• OBJECTIVE: Set down each entry exactly as given; pictures should not appear in the copy.

• Dataset records:
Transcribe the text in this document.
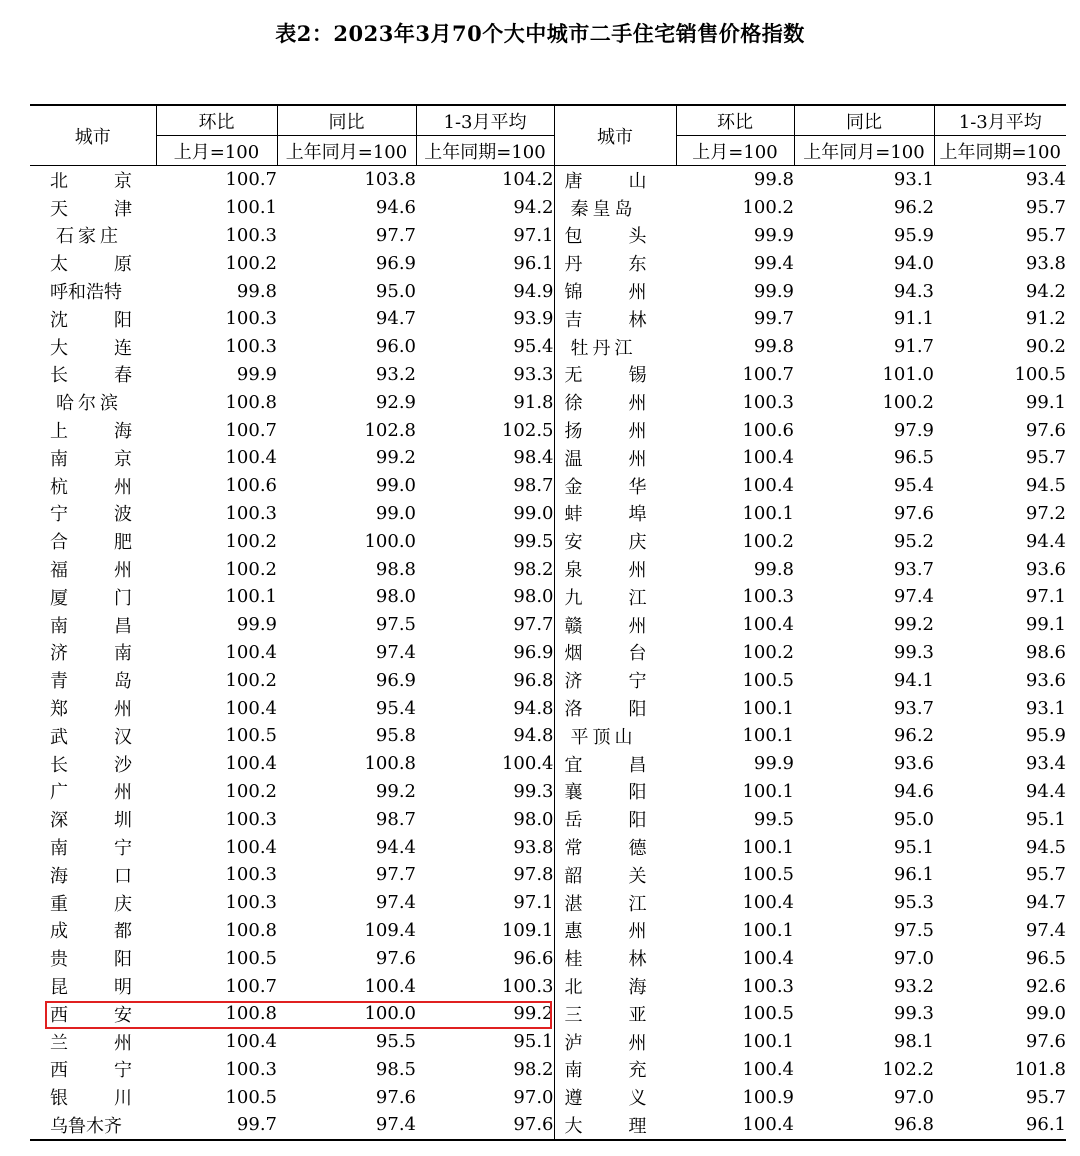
表2：2023年3月70个大中城市二手住宅销售价格指数
城市	环比	同比	1-3月平均	城市	环比	同比	1-3月平均
	上月=100	上年同月=100	上年同期=100		上月=100	上年同月=100	上年同期=100
北京	100.7	103.8	104.2	唐山	99.8	93.1	93.4
天津	100.1	94.6	94.2	秦皇岛	100.2	96.2	95.7
石家庄	100.3	97.7	97.1	包头	99.9	95.9	95.7
太原	100.2	96.9	96.1	丹东	99.4	94.0	93.8
呼和浩特	99.8	95.0	94.9	锦州	99.9	94.3	94.2
沈阳	100.3	94.7	93.9	吉林	99.7	91.1	91.2
大连	100.3	96.0	95.4	牡丹江	99.8	91.7	90.2
长春	99.9	93.2	93.3	无锡	100.7	101.0	100.5
哈尔滨	100.8	92.9	91.8	徐州	100.3	100.2	99.1
上海	100.7	102.8	102.5	扬州	100.6	97.9	97.6
南京	100.4	99.2	98.4	温州	100.4	96.5	95.7
杭州	100.6	99.0	98.7	金华	100.4	95.4	94.5
宁波	100.3	99.0	99.0	蚌埠	100.1	97.6	97.2
合肥	100.2	100.0	99.5	安庆	100.2	95.2	94.4
福州	100.2	98.8	98.2	泉州	99.8	93.7	93.6
厦门	100.1	98.0	98.0	九江	100.3	97.4	97.1
南昌	99.9	97.5	97.7	赣州	100.4	99.2	99.1
济南	100.4	97.4	96.9	烟台	100.2	99.3	98.6
青岛	100.2	96.9	96.8	济宁	100.5	94.1	93.6
郑州	100.4	95.4	94.8	洛阳	100.1	93.7	93.1
武汉	100.5	95.8	94.8	平顶山	100.1	96.2	95.9
长沙	100.4	100.8	100.4	宜昌	99.9	93.6	93.4
广州	100.2	99.2	99.3	襄阳	100.1	94.6	94.4
深圳	100.3	98.7	98.0	岳阳	99.5	95.0	95.1
南宁	100.4	94.4	93.8	常德	100.1	95.1	94.5
海口	100.3	97.7	97.8	韶关	100.5	96.1	95.7
重庆	100.3	97.4	97.1	湛江	100.4	95.3	94.7
成都	100.8	109.4	109.1	惠州	100.1	97.5	97.4
贵阳	100.5	97.6	96.6	桂林	100.4	97.0	96.5
昆明	100.7	100.4	100.3	北海	100.3	93.2	92.6
西安	100.8	100.0	99.2	三亚	100.5	99.3	99.0
兰州	100.4	95.5	95.1	泸州	100.1	98.1	97.6
西宁	100.3	98.5	98.2	南充	100.4	102.2	101.8
银川	100.5	97.6	97.0	遵义	100.9	97.0	95.7
乌鲁木齐	99.7	97.4	97.6	大理	100.4	96.8	96.1
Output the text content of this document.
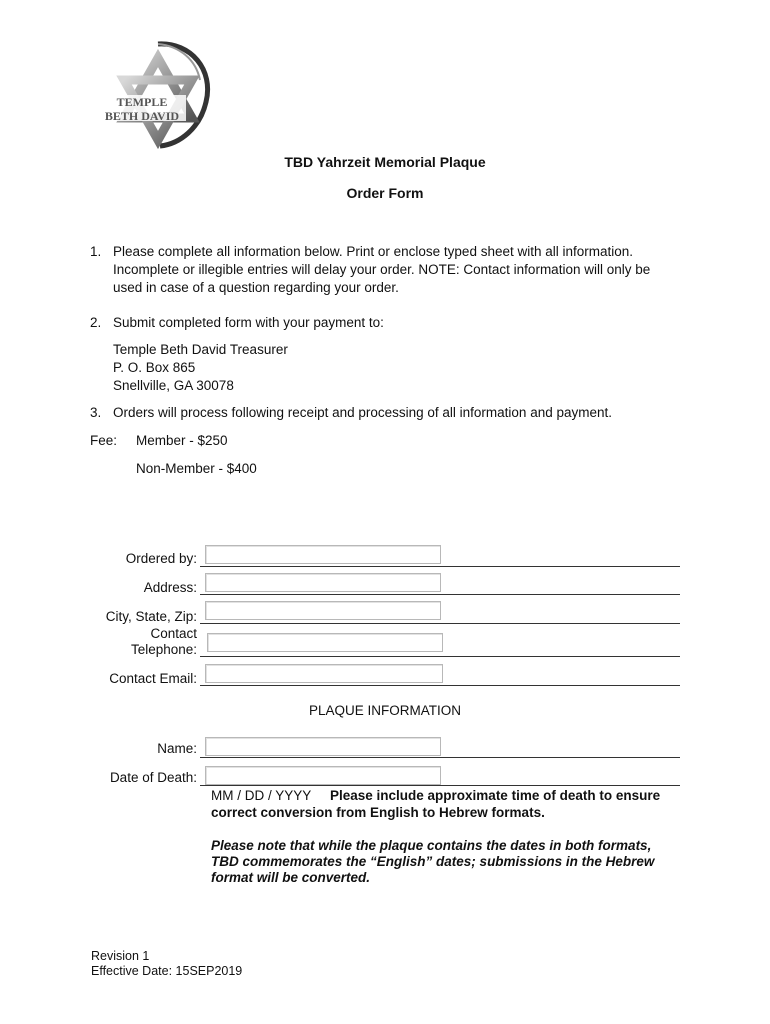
TEMPLE
BETH DAVID
TBD Yahrzeit Memorial Plaque
Order Form
1. Please complete all information below. Print or enclose typed sheet with all information.
Incomplete or illegible entries will delay your order. NOTE: Contact information will only be
used in case of a question regarding your order.
2. Submit completed form with your payment to:
Temple Beth David Treasurer
P. O. Box 865
Snellville, GA 30078
3. Orders will process following receipt and processing of all information and payment.
Fee: Member - $250
Non-Member - $400
Ordered by:
Address:
City, State, Zip:
Contact
Telephone:
Contact Email:
PLAQUE INFORMATION
Name:
Date of Death:
MM / DD / YYYY Please include approximate time of death to ensure
correct conversion from English to Hebrew formats.
Please note that while the plaque contains the dates in both formats,
TBD commemorates the “English” dates; submissions in the Hebrew
format will be converted.
Revision 1
Effective Date: 15SEP2019
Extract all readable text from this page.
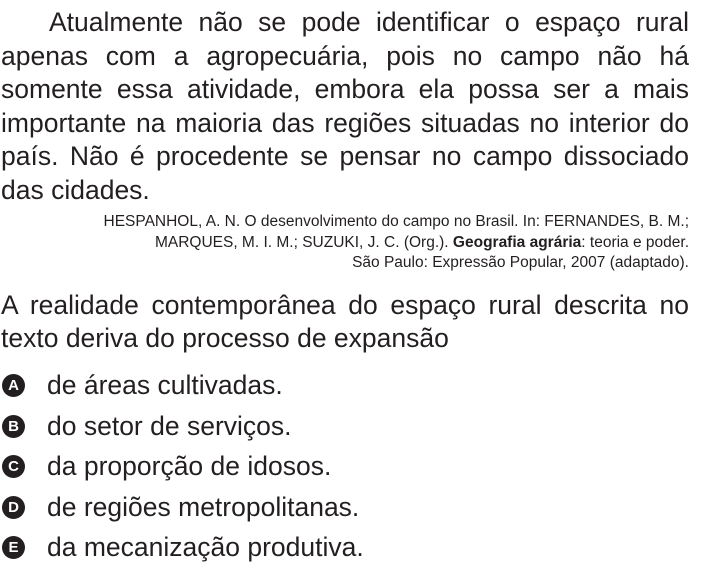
Atualmente não se pode identificar o espaço rural apenas com a agropecuária, pois no campo não há somente essa atividade, embora ela possa ser a mais importante na maioria das regiões situadas no interior do país. Não é procedente se pensar no campo dissociado das cidades.

HESPANHOL, A. N. O desenvolvimento do campo no Brasil. In: FERNANDES, B. M.;
MARQUES, M. I. M.; SUZUKI, J. C. (Org.). Geografia agrária: teoria e poder.
São Paulo: Expressão Popular, 2007 (adaptado).

A realidade contemporânea do espaço rural descrita no texto deriva do processo de expansão

A de áreas cultivadas.
B do setor de serviços.
C da proporção de idosos.
D de regiões metropolitanas.
E da mecanização produtiva.
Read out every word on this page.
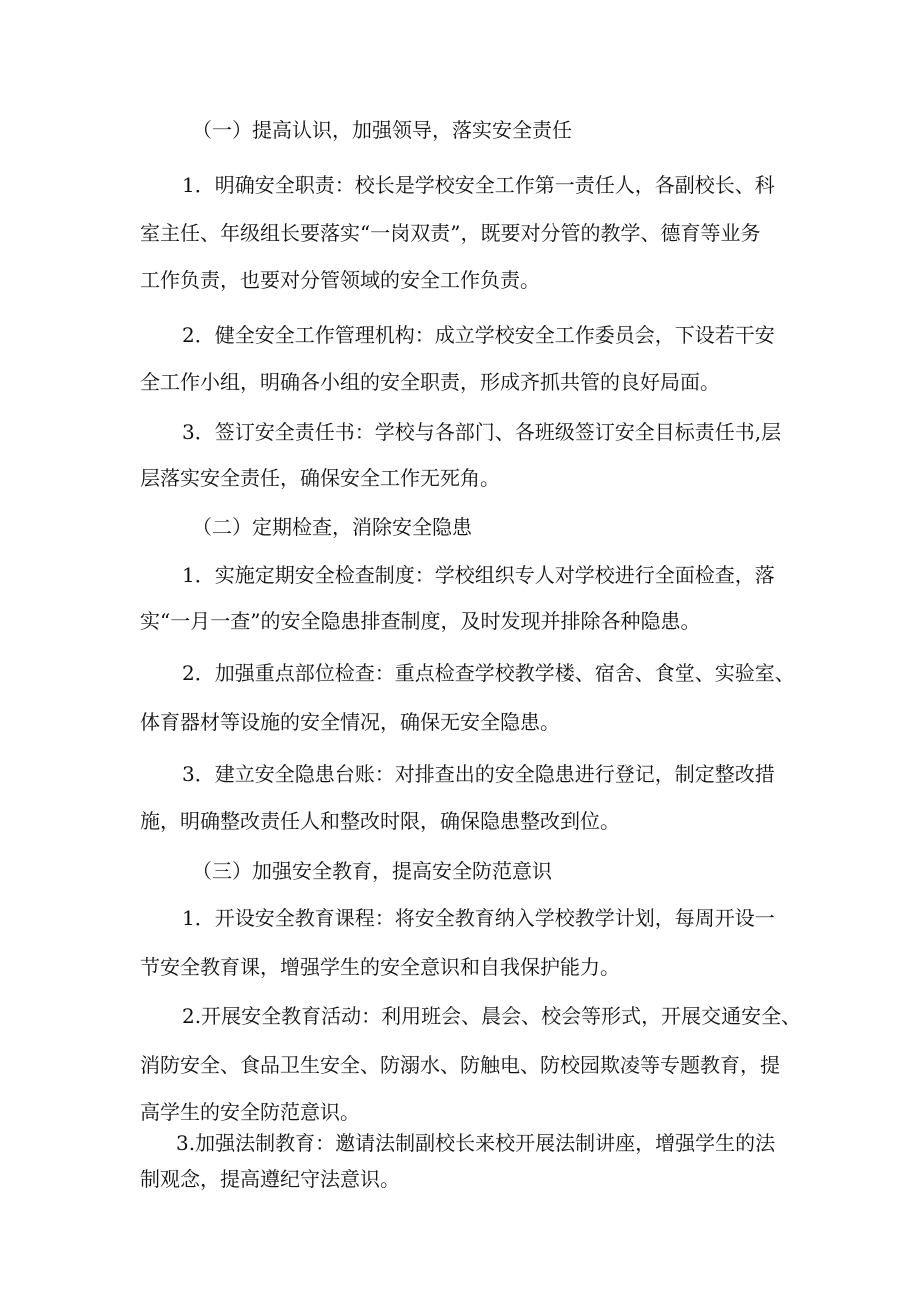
（一）提高认识，加强领导，落实安全责任

1．明确安全职责：校长是学校安全工作第一责任人，各副校长、科

室主任、年级组长要落实“一岗双责”，既要对分管的教学、德育等业务

工作负责，也要对分管领域的安全工作负责。

2．健全安全工作管理机构：成立学校安全工作委员会，下设若干安

全工作小组，明确各小组的安全职责，形成齐抓共管的良好局面。

3．签订安全责任书：学校与各部门、各班级签订安全目标责任书,层

层落实安全责任，确保安全工作无死角。

（二）定期检查，消除安全隐患

1．实施定期安全检查制度：学校组织专人对学校进行全面检查，落

实“一月一查”的安全隐患排查制度，及时发现并排除各种隐患。

2．加强重点部位检查：重点检查学校教学楼、宿舍、食堂、实验室、

体育器材等设施的安全情况，确保无安全隐患。

3．建立安全隐患台账：对排查出的安全隐患进行登记，制定整改措

施，明确整改责任人和整改时限，确保隐患整改到位。

（三）加强安全教育，提高安全防范意识

1．开设安全教育课程：将安全教育纳入学校教学计划，每周开设一

节安全教育课，增强学生的安全意识和自我保护能力。

2.开展安全教育活动：利用班会、晨会、校会等形式，开展交通安全、

消防安全、食品卫生安全、防溺水、防触电、防校园欺凌等专题教育，提

高学生的安全防范意识。

3.加强法制教育：邀请法制副校长来校开展法制讲座，增强学生的法

制观念，提高遵纪守法意识。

• SOLUTION BELOW:
Transcribe the text in this document.
表2：2023年3月70个大中城市二手住宅销售价格指数
城市	环比	同比	1-3月平均	城市	环比	同比	1-3月平均
	上月=100	上年同月=100	上年同期=100		上月=100	上年同月=100	上年同期=100
北京	100.7	103.8	104.2	唐山	99.8	93.1	93.4
天津	100.1	94.6	94.2	秦皇岛	100.2	96.2	95.7
石家庄	100.3	97.7	97.1	包头	99.9	95.9	95.7
太原	100.2	96.9	96.1	丹东	99.4	94.0	93.8
呼和浩特	99.8	95.0	94.9	锦州	99.9	94.3	94.2
沈阳	100.3	94.7	93.9	吉林	99.7	91.1	91.2
大连	100.3	96.0	95.4	牡丹江	99.8	91.7	90.2
长春	99.9	93.2	93.3	无锡	100.7	101.0	100.5
哈尔滨	100.8	92.9	91.8	徐州	100.3	100.2	99.1
上海	100.7	102.8	102.5	扬州	100.6	97.9	97.6
南京	100.4	99.2	98.4	温州	100.4	96.5	95.7
杭州	100.6	99.0	98.7	金华	100.4	95.4	94.5
宁波	100.3	99.0	99.0	蚌埠	100.1	97.6	97.2
合肥	100.2	100.0	99.5	安庆	100.2	95.2	94.4
福州	100.2	98.8	98.2	泉州	99.8	93.7	93.6
厦门	100.1	98.0	98.0	九江	100.3	97.4	97.1
南昌	99.9	97.5	97.7	赣州	100.4	99.2	99.1
济南	100.4	97.4	96.9	烟台	100.2	99.3	98.6
青岛	100.2	96.9	96.8	济宁	100.5	94.1	93.6
郑州	100.4	95.4	94.8	洛阳	100.1	93.7	93.1
武汉	100.5	95.8	94.8	平顶山	100.1	96.2	95.9
长沙	100.4	100.8	100.4	宜昌	99.9	93.6	93.4
广州	100.2	99.2	99.3	襄阳	100.1	94.6	94.4
深圳	100.3	98.7	98.0	岳阳	99.5	95.0	95.1
南宁	100.4	94.4	93.8	常德	100.1	95.1	94.5
海口	100.3	97.7	97.8	韶关	100.5	96.1	95.7
重庆	100.3	97.4	97.1	湛江	100.4	95.3	94.7
成都	100.8	109.4	109.1	惠州	100.1	97.5	97.4
贵阳	100.5	97.6	96.6	桂林	100.4	97.0	96.5
昆明	100.7	100.4	100.3	北海	100.3	93.2	92.6
西安	100.8	100.0	99.2	三亚	100.5	99.3	99.0
兰州	100.4	95.5	95.1	泸州	100.1	98.1	97.6
西宁	100.3	98.5	98.2	南充	100.4	102.2	101.8
银川	100.5	97.6	97.0	遵义	100.9	97.0	95.7
乌鲁木齐	99.7	97.4	97.6	大理	100.4	96.8	96.1
Output the text content of this document.
TEMPLE
BETH DAVID
TBD Yahrzeit Memorial Plaque
Order Form
1. Please complete all information below. Print or enclose typed sheet with all information.
Incomplete or illegible entries will delay your order. NOTE: Contact information will only be
used in case of a question regarding your order.
2. Submit completed form with your payment to:
Temple Beth David Treasurer
P. O. Box 865
Snellville, GA 30078
3. Orders will process following receipt and processing of all information and payment.
Fee: Member - $250
Non-Member - $400
Ordered by:
Address:
City, State, Zip:
Contact
Telephone:
Contact Email:
PLAQUE INFORMATION
Name:
Date of Death:
MM / DD / YYYY Please include approximate time of death to ensure
correct conversion from English to Hebrew formats.
Please note that while the plaque contains the dates in both formats,
TBD commemorates the “English” dates; submissions in the Hebrew
format will be converted.
Revision 1
Effective Date: 15SEP2019
Extract all readable text from this page.
Atualmente não se pode identificar o espaço rural apenas com a agropecuária, pois no campo não há somente essa atividade, embora ela possa ser a mais importante na maioria das regiões situadas no interior do país. Não é procedente se pensar no campo dissociado das cidades.

HESPANHOL, A. N. O desenvolvimento do campo no Brasil. In: FERNANDES, B. M.;
MARQUES, M. I. M.; SUZUKI, J. C. (Org.). Geografia agrária: teoria e poder.
São Paulo: Expressão Popular, 2007 (adaptado).

A realidade contemporânea do espaço rural descrita no texto deriva do processo de expansão

A de áreas cultivadas.
B do setor de serviços.
C da proporção de idosos.
D de regiões metropolitanas.
E da mecanização produtiva.
Read out every word on this page.
（一）提高认识，加强领导，落实安全责任

1．明确安全职责：校长是学校安全工作第一责任人，各副校长、科

室主任、年级组长要落实“一岗双责”，既要对分管的教学、德育等业务

工作负责，也要对分管领域的安全工作负责。

2．健全安全工作管理机构：成立学校安全工作委员会，下设若干安

全工作小组，明确各小组的安全职责，形成齐抓共管的良好局面。

3．签订安全责任书：学校与各部门、各班级签订安全目标责任书,层

层落实安全责任，确保安全工作无死角。

（二）定期检查，消除安全隐患

1．实施定期安全检查制度：学校组织专人对学校进行全面检查，落

实“一月一查”的安全隐患排查制度，及时发现并排除各种隐患。

2．加强重点部位检查：重点检查学校教学楼、宿舍、食堂、实验室、

体育器材等设施的安全情况，确保无安全隐患。

3．建立安全隐患台账：对排查出的安全隐患进行登记，制定整改措

施，明确整改责任人和整改时限，确保隐患整改到位。

（三）加强安全教育，提高安全防范意识

1．开设安全教育课程：将安全教育纳入学校教学计划，每周开设一

节安全教育课，增强学生的安全意识和自我保护能力。

2.开展安全教育活动：利用班会、晨会、校会等形式，开展交通安全、

消防安全、食品卫生安全、防溺水、防触电、防校园欺凌等专题教育，提

高学生的安全防范意识。

3.加强法制教育：邀请法制副校长来校开展法制讲座，增强学生的法

制观念，提高遵纪守法意识。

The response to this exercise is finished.